**Exercise:** Exclude the pictures and return every line exactly as written.

**Information shown:**
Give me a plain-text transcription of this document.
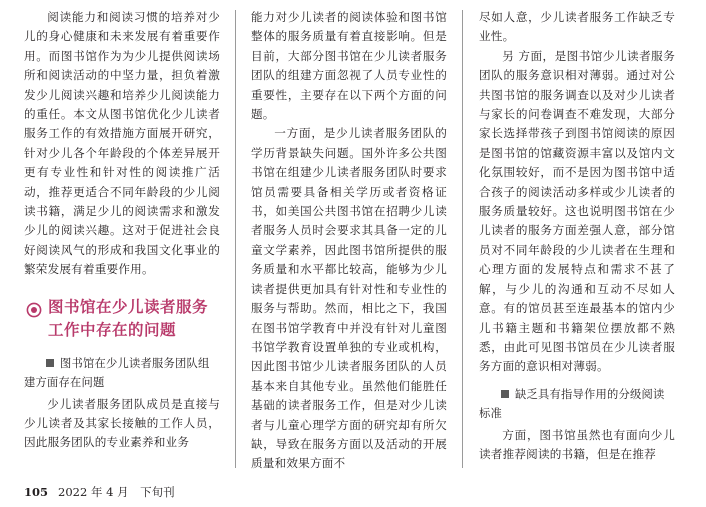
阅读能力和阅读习惯的培养对少儿的身心健康和未来发展有着重要作用。而图书馆作为为少儿提供阅读场所和阅读活动的中坚力量，担负着激发少儿阅读兴趣和培养少儿阅读能力的重任。本文从图书馆优化少儿读者服务工作的有效措施方面展开研究，针对少儿各个年龄段的个体差异展开更有专业性和针对性的阅读推广活动，推荐更适合不同年龄段的少儿阅读书籍，满足少儿的阅读需求和激发少儿的阅读兴趣。这对于促进社会良好阅读风气的形成和我国文化事业的繁荣发展有着重要作用。

图书馆在少儿读者服务工作中存在的问题
图书馆在少儿读者服务团队组建方面存在问题

少儿读者服务团队成员是直接与少儿读者及其家长接触的工作人员，因此服务团队的专业素养和业务

能力对少儿读者的阅读体验和图书馆整体的服务质量有着直接影响。但是目前，大部分图书馆在少儿读者服务团队的组建方面忽视了人员专业性的重要性，主要存在以下两个方面的问题。

一方面，是少儿读者服务团队的学历背景缺失问题。国外许多公共图书馆在组建少儿读者服务团队时要求馆员需要具备相关学历或者资格证书，如美国公共图书馆在招聘少儿读者服务人员时会要求其具备一定的儿童文学素养，因此图书馆所提供的服务质量和水平都比较高，能够为少儿读者提供更加具有针对性和专业性的服务与帮助。然而，相比之下，我国在图书馆学教育中并没有针对儿童图书馆学教育设置单独的专业或机构，因此图书馆少儿读者服务团队的人员基本来自其他专业。虽然他们能胜任基础的读者服务工作，但是对少儿读者与儿童心理学方面的研究却有所欠缺，导致在服务方面以及活动的开展质量和效果方面不

尽如人意，少儿读者服务工作缺乏专业性。

另 方面，是图书馆少儿读者服务团队的服务意识相对薄弱。通过对公共图书馆的服务调查以及对少儿读者与家长的问卷调查不难发现，大部分家长选择带孩子到图书馆阅读的原因是图书馆的馆藏资源丰富以及馆内文化氛围较好，而不是因为图书馆中适合孩子的阅读活动多样或少儿读者的服务质量较好。这也说明图书馆在少儿读者的服务方面差强人意，部分馆员对不同年龄段的少儿读者在生理和心理方面的发展特点和需求不甚了解，与少儿的沟通和互动不尽如人意。有的馆员甚至连最基本的馆内少儿书籍主题和书籍架位摆放都不熟悉，由此可见图书馆员在少儿读者服务方面的意识相对薄弱。

缺乏具有指导作用的分级阅读标准

方面，图书馆虽然也有面向少儿读者推荐阅读的书籍，但是在推荐

105 2022 年 4 月　下旬刊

**Exercise solution:**
Give me a plain-text transcription of this document.
阅读能力和阅读习惯的培养对少儿的身心健康和未来发展有着重要作用。而图书馆作为为少儿提供阅读场所和阅读活动的中坚力量，担负着激发少儿阅读兴趣和培养少儿阅读能力的重任。本文从图书馆优化少儿读者服务工作的有效措施方面展开研究，针对少儿各个年龄段的个体差异展开更有专业性和针对性的阅读推广活动，推荐更适合不同年龄段的少儿阅读书籍，满足少儿的阅读需求和激发少儿的阅读兴趣。这对于促进社会良好阅读风气的形成和我国文化事业的繁荣发展有着重要作用。

图书馆在少儿读者服务工作中存在的问题
图书馆在少儿读者服务团队组建方面存在问题

少儿读者服务团队成员是直接与少儿读者及其家长接触的工作人员，因此服务团队的专业素养和业务

能力对少儿读者的阅读体验和图书馆整体的服务质量有着直接影响。但是目前，大部分图书馆在少儿读者服务团队的组建方面忽视了人员专业性的重要性，主要存在以下两个方面的问题。

一方面，是少儿读者服务团队的学历背景缺失问题。国外许多公共图书馆在组建少儿读者服务团队时要求馆员需要具备相关学历或者资格证书，如美国公共图书馆在招聘少儿读者服务人员时会要求其具备一定的儿童文学素养，因此图书馆所提供的服务质量和水平都比较高，能够为少儿读者提供更加具有针对性和专业性的服务与帮助。然而，相比之下，我国在图书馆学教育中并没有针对儿童图书馆学教育设置单独的专业或机构，因此图书馆少儿读者服务团队的人员基本来自其他专业。虽然他们能胜任基础的读者服务工作，但是对少儿读者与儿童心理学方面的研究却有所欠缺，导致在服务方面以及活动的开展质量和效果方面不

尽如人意，少儿读者服务工作缺乏专业性。

另 方面，是图书馆少儿读者服务团队的服务意识相对薄弱。通过对公共图书馆的服务调查以及对少儿读者与家长的问卷调查不难发现，大部分家长选择带孩子到图书馆阅读的原因是图书馆的馆藏资源丰富以及馆内文化氛围较好，而不是因为图书馆中适合孩子的阅读活动多样或少儿读者的服务质量较好。这也说明图书馆在少儿读者的服务方面差强人意，部分馆员对不同年龄段的少儿读者在生理和心理方面的发展特点和需求不甚了解，与少儿的沟通和互动不尽如人意。有的馆员甚至连最基本的馆内少儿书籍主题和书籍架位摆放都不熟悉，由此可见图书馆员在少儿读者服务方面的意识相对薄弱。

缺乏具有指导作用的分级阅读标准

方面，图书馆虽然也有面向少儿读者推荐阅读的书籍，但是在推荐

105 2022 年 4 月　下旬刊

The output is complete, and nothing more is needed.